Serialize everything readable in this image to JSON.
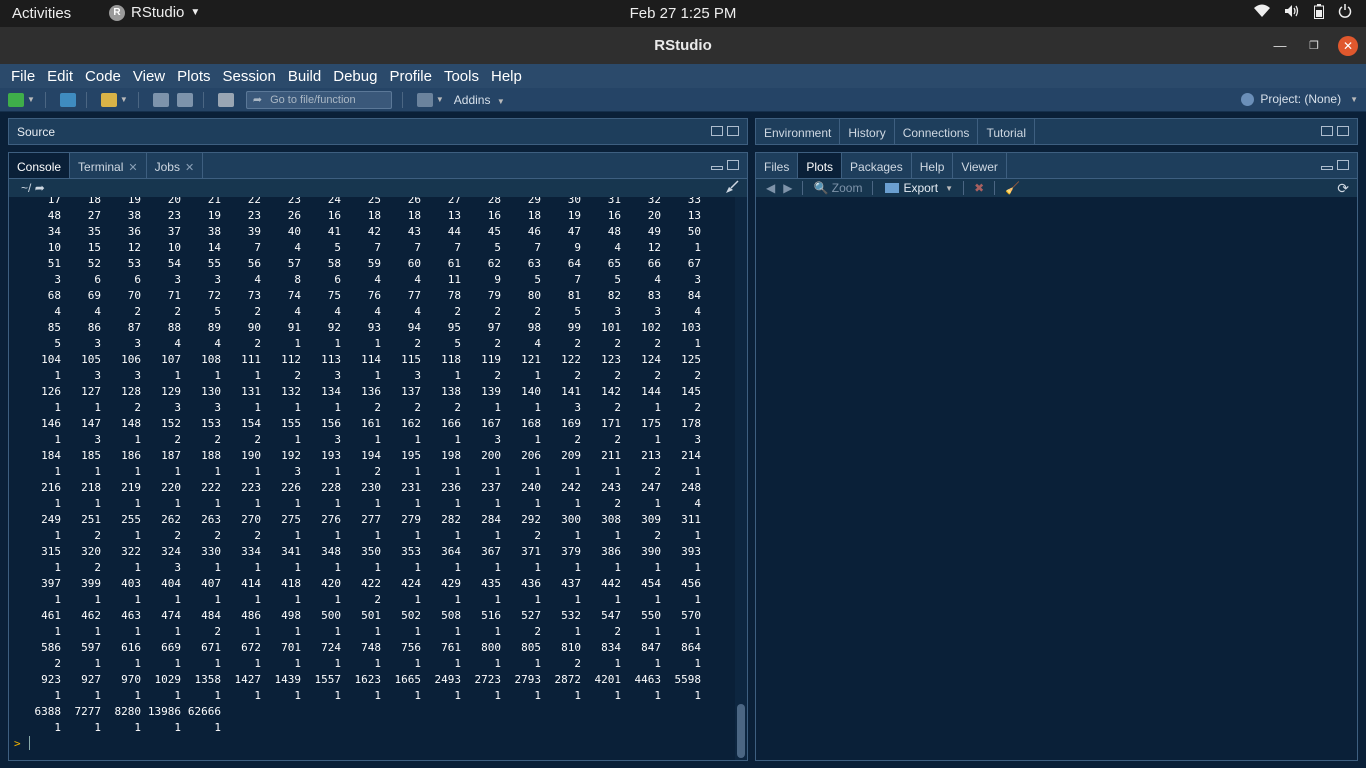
{
  "topbar": {
    "activities": "Activities",
    "app_name": "RStudio",
    "clock": "Feb 27  1:25 PM",
    "tray_icons": [
      "wifi-icon",
      "volume-icon",
      "battery-icon",
      "power-icon"
    ]
  },
  "window": {
    "title": "RStudio"
  },
  "menu": [
    "File",
    "Edit",
    "Code",
    "View",
    "Plots",
    "Session",
    "Build",
    "Debug",
    "Profile",
    "Tools",
    "Help"
  ],
  "toolbar": {
    "goto_placeholder": "Go to file/function",
    "addins": "Addins",
    "project": "Project: (None)"
  },
  "source_pane": {
    "label": "Source"
  },
  "console_pane": {
    "tabs": [
      {
        "label": "Console",
        "active": true,
        "closable": false
      },
      {
        "label": "Terminal",
        "active": false,
        "closable": true
      },
      {
        "label": "Jobs",
        "active": false,
        "closable": true
      }
    ],
    "path": "~/",
    "prompt": ">",
    "rows": [
      [
        "17",
        "18",
        "19",
        "20",
        "21",
        "22",
        "23",
        "24",
        "25",
        "26",
        "27",
        "28",
        "29",
        "30",
        "31",
        "32",
        "33"
      ],
      [
        "48",
        "27",
        "38",
        "23",
        "19",
        "23",
        "26",
        "16",
        "18",
        "18",
        "13",
        "16",
        "18",
        "19",
        "16",
        "20",
        "13"
      ],
      [
        "34",
        "35",
        "36",
        "37",
        "38",
        "39",
        "40",
        "41",
        "42",
        "43",
        "44",
        "45",
        "46",
        "47",
        "48",
        "49",
        "50"
      ],
      [
        "10",
        "15",
        "12",
        "10",
        "14",
        "7",
        "4",
        "5",
        "7",
        "7",
        "7",
        "5",
        "7",
        "9",
        "4",
        "12",
        "1"
      ],
      [
        "51",
        "52",
        "53",
        "54",
        "55",
        "56",
        "57",
        "58",
        "59",
        "60",
        "61",
        "62",
        "63",
        "64",
        "65",
        "66",
        "67"
      ],
      [
        "3",
        "6",
        "6",
        "3",
        "3",
        "4",
        "8",
        "6",
        "4",
        "4",
        "11",
        "9",
        "5",
        "7",
        "5",
        "4",
        "3"
      ],
      [
        "68",
        "69",
        "70",
        "71",
        "72",
        "73",
        "74",
        "75",
        "76",
        "77",
        "78",
        "79",
        "80",
        "81",
        "82",
        "83",
        "84"
      ],
      [
        "4",
        "4",
        "2",
        "2",
        "5",
        "2",
        "4",
        "4",
        "4",
        "4",
        "2",
        "2",
        "2",
        "5",
        "3",
        "3",
        "4"
      ],
      [
        "85",
        "86",
        "87",
        "88",
        "89",
        "90",
        "91",
        "92",
        "93",
        "94",
        "95",
        "97",
        "98",
        "99",
        "101",
        "102",
        "103"
      ],
      [
        "5",
        "3",
        "3",
        "4",
        "4",
        "2",
        "1",
        "1",
        "1",
        "2",
        "5",
        "2",
        "4",
        "2",
        "2",
        "2",
        "1"
      ],
      [
        "104",
        "105",
        "106",
        "107",
        "108",
        "111",
        "112",
        "113",
        "114",
        "115",
        "118",
        "119",
        "121",
        "122",
        "123",
        "124",
        "125"
      ],
      [
        "1",
        "3",
        "3",
        "1",
        "1",
        "1",
        "2",
        "3",
        "1",
        "3",
        "1",
        "2",
        "1",
        "2",
        "2",
        "2",
        "2"
      ],
      [
        "126",
        "127",
        "128",
        "129",
        "130",
        "131",
        "132",
        "134",
        "136",
        "137",
        "138",
        "139",
        "140",
        "141",
        "142",
        "144",
        "145"
      ],
      [
        "1",
        "1",
        "2",
        "3",
        "3",
        "1",
        "1",
        "1",
        "2",
        "2",
        "2",
        "1",
        "1",
        "3",
        "2",
        "1",
        "2"
      ],
      [
        "146",
        "147",
        "148",
        "152",
        "153",
        "154",
        "155",
        "156",
        "161",
        "162",
        "166",
        "167",
        "168",
        "169",
        "171",
        "175",
        "178"
      ],
      [
        "1",
        "3",
        "1",
        "2",
        "2",
        "2",
        "1",
        "3",
        "1",
        "1",
        "1",
        "3",
        "1",
        "2",
        "2",
        "1",
        "3"
      ],
      [
        "184",
        "185",
        "186",
        "187",
        "188",
        "190",
        "192",
        "193",
        "194",
        "195",
        "198",
        "200",
        "206",
        "209",
        "211",
        "213",
        "214"
      ],
      [
        "1",
        "1",
        "1",
        "1",
        "1",
        "1",
        "3",
        "1",
        "2",
        "1",
        "1",
        "1",
        "1",
        "1",
        "1",
        "2",
        "1"
      ],
      [
        "216",
        "218",
        "219",
        "220",
        "222",
        "223",
        "226",
        "228",
        "230",
        "231",
        "236",
        "237",
        "240",
        "242",
        "243",
        "247",
        "248"
      ],
      [
        "1",
        "1",
        "1",
        "1",
        "1",
        "1",
        "1",
        "1",
        "1",
        "1",
        "1",
        "1",
        "1",
        "1",
        "2",
        "1",
        "4"
      ],
      [
        "249",
        "251",
        "255",
        "262",
        "263",
        "270",
        "275",
        "276",
        "277",
        "279",
        "282",
        "284",
        "292",
        "300",
        "308",
        "309",
        "311"
      ],
      [
        "1",
        "2",
        "1",
        "2",
        "2",
        "2",
        "1",
        "1",
        "1",
        "1",
        "1",
        "1",
        "2",
        "1",
        "1",
        "2",
        "1"
      ],
      [
        "315",
        "320",
        "322",
        "324",
        "330",
        "334",
        "341",
        "348",
        "350",
        "353",
        "364",
        "367",
        "371",
        "379",
        "386",
        "390",
        "393"
      ],
      [
        "1",
        "2",
        "1",
        "3",
        "1",
        "1",
        "1",
        "1",
        "1",
        "1",
        "1",
        "1",
        "1",
        "1",
        "1",
        "1",
        "1"
      ],
      [
        "397",
        "399",
        "403",
        "404",
        "407",
        "414",
        "418",
        "420",
        "422",
        "424",
        "429",
        "435",
        "436",
        "437",
        "442",
        "454",
        "456"
      ],
      [
        "1",
        "1",
        "1",
        "1",
        "1",
        "1",
        "1",
        "1",
        "2",
        "1",
        "1",
        "1",
        "1",
        "1",
        "1",
        "1",
        "1"
      ],
      [
        "461",
        "462",
        "463",
        "474",
        "484",
        "486",
        "498",
        "500",
        "501",
        "502",
        "508",
        "516",
        "527",
        "532",
        "547",
        "550",
        "570"
      ],
      [
        "1",
        "1",
        "1",
        "1",
        "2",
        "1",
        "1",
        "1",
        "1",
        "1",
        "1",
        "1",
        "2",
        "1",
        "2",
        "1",
        "1"
      ],
      [
        "586",
        "597",
        "616",
        "669",
        "671",
        "672",
        "701",
        "724",
        "748",
        "756",
        "761",
        "800",
        "805",
        "810",
        "834",
        "847",
        "864"
      ],
      [
        "2",
        "1",
        "1",
        "1",
        "1",
        "1",
        "1",
        "1",
        "1",
        "1",
        "1",
        "1",
        "1",
        "2",
        "1",
        "1",
        "1"
      ],
      [
        "923",
        "927",
        "970",
        "1029",
        "1358",
        "1427",
        "1439",
        "1557",
        "1623",
        "1665",
        "2493",
        "2723",
        "2793",
        "2872",
        "4201",
        "4463",
        "5598"
      ],
      [
        "1",
        "1",
        "1",
        "1",
        "1",
        "1",
        "1",
        "1",
        "1",
        "1",
        "1",
        "1",
        "1",
        "1",
        "1",
        "1",
        "1"
      ],
      [
        "6388",
        "7277",
        "8280",
        "13986",
        "62666"
      ],
      [
        "1",
        "1",
        "1",
        "1",
        "1"
      ]
    ]
  },
  "env_pane": {
    "tabs": [
      {
        "label": "Environment",
        "active": false
      },
      {
        "label": "History",
        "active": false
      },
      {
        "label": "Connections",
        "active": false
      },
      {
        "label": "Tutorial",
        "active": false
      }
    ]
  },
  "files_pane": {
    "tabs": [
      {
        "label": "Files",
        "active": false
      },
      {
        "label": "Plots",
        "active": true
      },
      {
        "label": "Packages",
        "active": false
      },
      {
        "label": "Help",
        "active": false
      },
      {
        "label": "Viewer",
        "active": false
      }
    ],
    "zoom": "Zoom",
    "export": "Export"
  },
  "colors": {
    "background": "#0a2038",
    "menubar": "#2b4a6b",
    "prompt": "#f2b300"
  }
}
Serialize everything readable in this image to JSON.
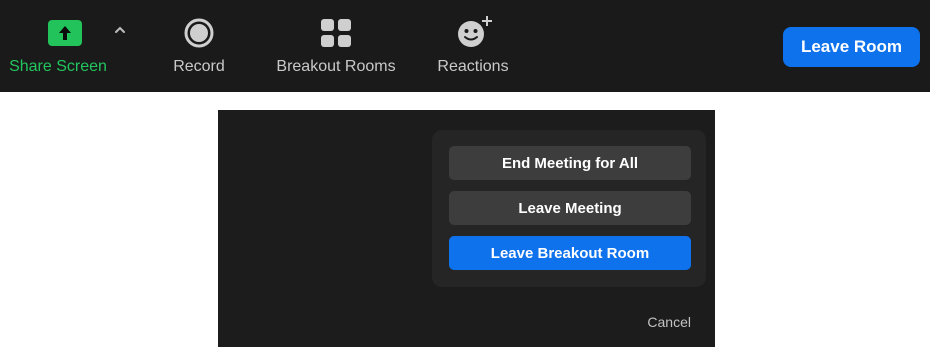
{
  "toolbar": {
    "share_screen": {
      "label": "Share Screen",
      "icon": "share-screen-icon",
      "accent": "#22c55e"
    },
    "share_options": {
      "icon": "chevron-up-icon"
    },
    "record": {
      "label": "Record",
      "icon": "record-icon"
    },
    "breakout_rooms": {
      "label": "Breakout Rooms",
      "icon": "breakout-rooms-icon"
    },
    "reactions": {
      "label": "Reactions",
      "icon": "reactions-icon"
    },
    "leave_room": {
      "label": "Leave Room",
      "color": "#0e72ed"
    }
  },
  "leave_dialog": {
    "options": [
      {
        "label": "End Meeting for All"
      },
      {
        "label": "Leave Meeting"
      },
      {
        "label": "Leave Breakout Room"
      }
    ],
    "cancel_label": "Cancel"
  }
}
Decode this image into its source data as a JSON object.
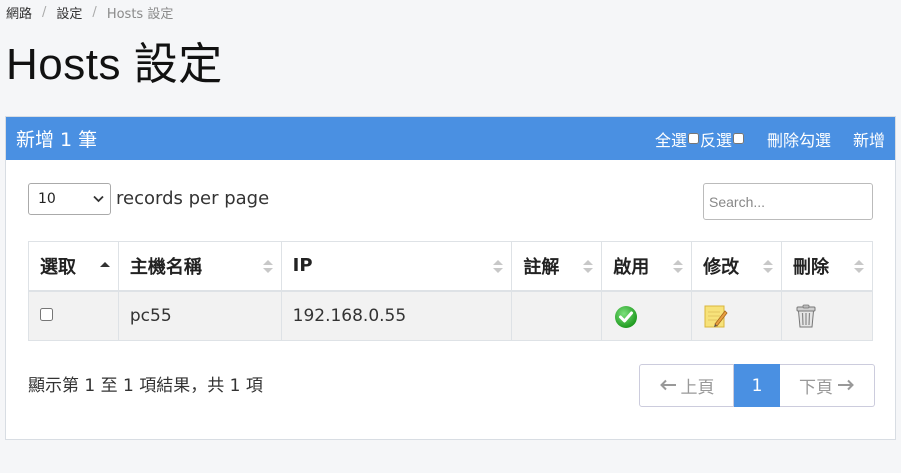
{
  "breadcrumb": {
    "items": [
      "網路",
      "設定",
      "Hosts 設定"
    ]
  },
  "page": {
    "title": "Hosts 設定"
  },
  "panel": {
    "title": "新增 1 筆",
    "select_all_label": "全選",
    "invert_label": "反選",
    "delete_checked_label": "刪除勾選",
    "add_label": "新增"
  },
  "controls": {
    "page_length": "10",
    "page_length_label": "records per page",
    "search_placeholder": "Search..."
  },
  "table": {
    "columns": [
      "選取",
      "主機名稱",
      "IP",
      "註解",
      "啟用",
      "修改",
      "刪除"
    ],
    "sorted_column": "選取",
    "rows": [
      {
        "selected": false,
        "hostname": "pc55",
        "ip": "192.168.0.55",
        "comment": "",
        "enabled_icon": "check-circle-icon",
        "edit_icon": "edit-note-icon",
        "delete_icon": "trash-can-icon"
      }
    ]
  },
  "footer": {
    "info": "顯示第 1 至 1 項結果，共 1 項",
    "prev_label": "上頁",
    "current_page": "1",
    "next_label": "下頁"
  },
  "colors": {
    "accent": "#4a90e2",
    "enabled_green": "#3bb53b"
  }
}
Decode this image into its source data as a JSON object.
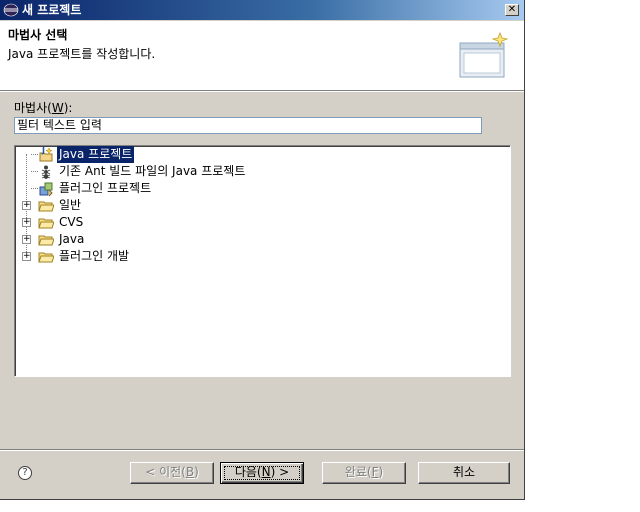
{
  "window": {
    "title": "새 프로젝트",
    "close_glyph": "✕"
  },
  "header": {
    "title": "마법사 선택",
    "description": "Java 프로젝트를 작성합니다."
  },
  "filter": {
    "label_prefix": "마법사(",
    "label_mnemonic": "W",
    "label_suffix": "):",
    "value": "필터 텍스트 입력"
  },
  "tree": {
    "items": [
      {
        "label": "Java 프로젝트",
        "icon": "java-project-icon",
        "selected": true
      },
      {
        "label": "기존 Ant 빌드 파일의 Java 프로젝트",
        "icon": "ant-icon"
      },
      {
        "label": "플러그인 프로젝트",
        "icon": "plugin-project-icon"
      },
      {
        "label": "일반",
        "icon": "folder-icon",
        "expander": "+"
      },
      {
        "label": "CVS",
        "icon": "folder-icon",
        "expander": "+"
      },
      {
        "label": "Java",
        "icon": "folder-icon",
        "expander": "+"
      },
      {
        "label": "플러그인 개발",
        "icon": "folder-icon",
        "expander": "+"
      }
    ]
  },
  "buttons": {
    "help_glyph": "?",
    "back": {
      "prefix": "< 이전(",
      "mnemonic": "B",
      "suffix": ")"
    },
    "next": {
      "prefix": "다음(",
      "mnemonic": "N",
      "suffix": ") >"
    },
    "finish": {
      "prefix": "완료(",
      "mnemonic": "F",
      "suffix": ")"
    },
    "cancel": "취소"
  }
}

*Goal of the exercise*: Pull out every line of the records that includes the string "title".

*Exercise response*:
    "title": "RStudio"
    "title": "Hosts 設定"
    "title": "新增 1 筆",
    "title": "새 프로젝트",
    "title": "마법사 선택",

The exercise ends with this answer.